_Task goal_
Reproduce the entries below in full, word for word.

[Data entries]
┌──

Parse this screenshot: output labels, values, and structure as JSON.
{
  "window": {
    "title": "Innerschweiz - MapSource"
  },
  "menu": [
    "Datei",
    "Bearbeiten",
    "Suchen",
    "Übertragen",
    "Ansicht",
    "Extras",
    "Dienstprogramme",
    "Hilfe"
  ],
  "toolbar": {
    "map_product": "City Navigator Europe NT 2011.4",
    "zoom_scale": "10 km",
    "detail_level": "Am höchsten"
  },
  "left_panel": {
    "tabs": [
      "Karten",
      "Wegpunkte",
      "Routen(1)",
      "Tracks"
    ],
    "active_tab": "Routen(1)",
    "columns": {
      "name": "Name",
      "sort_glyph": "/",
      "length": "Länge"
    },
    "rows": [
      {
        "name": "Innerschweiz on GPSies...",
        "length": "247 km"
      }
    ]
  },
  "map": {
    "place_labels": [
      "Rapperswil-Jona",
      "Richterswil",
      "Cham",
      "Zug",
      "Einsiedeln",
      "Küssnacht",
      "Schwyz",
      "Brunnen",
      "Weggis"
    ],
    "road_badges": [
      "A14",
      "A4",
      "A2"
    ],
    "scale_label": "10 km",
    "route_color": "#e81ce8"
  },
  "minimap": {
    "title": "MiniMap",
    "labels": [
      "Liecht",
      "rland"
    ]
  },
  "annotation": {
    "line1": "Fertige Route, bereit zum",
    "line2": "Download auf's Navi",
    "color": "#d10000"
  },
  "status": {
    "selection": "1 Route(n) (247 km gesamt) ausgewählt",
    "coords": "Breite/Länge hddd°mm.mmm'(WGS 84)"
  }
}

└──

_Exercise output_
Parse this screenshot: output labels, values, and structure as JSON.
{
  "window": {
    "title": "Innerschweiz - MapSource"
  },
  "menu": [
    "Datei",
    "Bearbeiten",
    "Suchen",
    "Übertragen",
    "Ansicht",
    "Extras",
    "Dienstprogramme",
    "Hilfe"
  ],
  "toolbar": {
    "map_product": "City Navigator Europe NT 2011.4",
    "zoom_scale": "10 km",
    "detail_level": "Am höchsten"
  },
  "left_panel": {
    "tabs": [
      "Karten",
      "Wegpunkte",
      "Routen(1)",
      "Tracks"
    ],
    "active_tab": "Routen(1)",
    "columns": {
      "name": "Name",
      "sort_glyph": "/",
      "length": "Länge"
    },
    "rows": [
      {
        "name": "Innerschweiz on GPSies...",
        "length": "247 km"
      }
    ]
  },
  "map": {
    "place_labels": [
      "Rapperswil-Jona",
      "Richterswil",
      "Cham",
      "Zug",
      "Einsiedeln",
      "Küssnacht",
      "Schwyz",
      "Brunnen",
      "Weggis"
    ],
    "road_badges": [
      "A14",
      "A4",
      "A2"
    ],
    "scale_label": "10 km",
    "route_color": "#e81ce8"
  },
  "minimap": {
    "title": "MiniMap",
    "labels": [
      "Liecht",
      "rland"
    ]
  },
  "annotation": {
    "line1": "Fertige Route, bereit zum",
    "line2": "Download auf's Navi",
    "color": "#d10000"
  },
  "status": {
    "selection": "1 Route(n) (247 km gesamt) ausgewählt",
    "coords": "Breite/Länge hddd°mm.mmm'(WGS 84)"
  }
}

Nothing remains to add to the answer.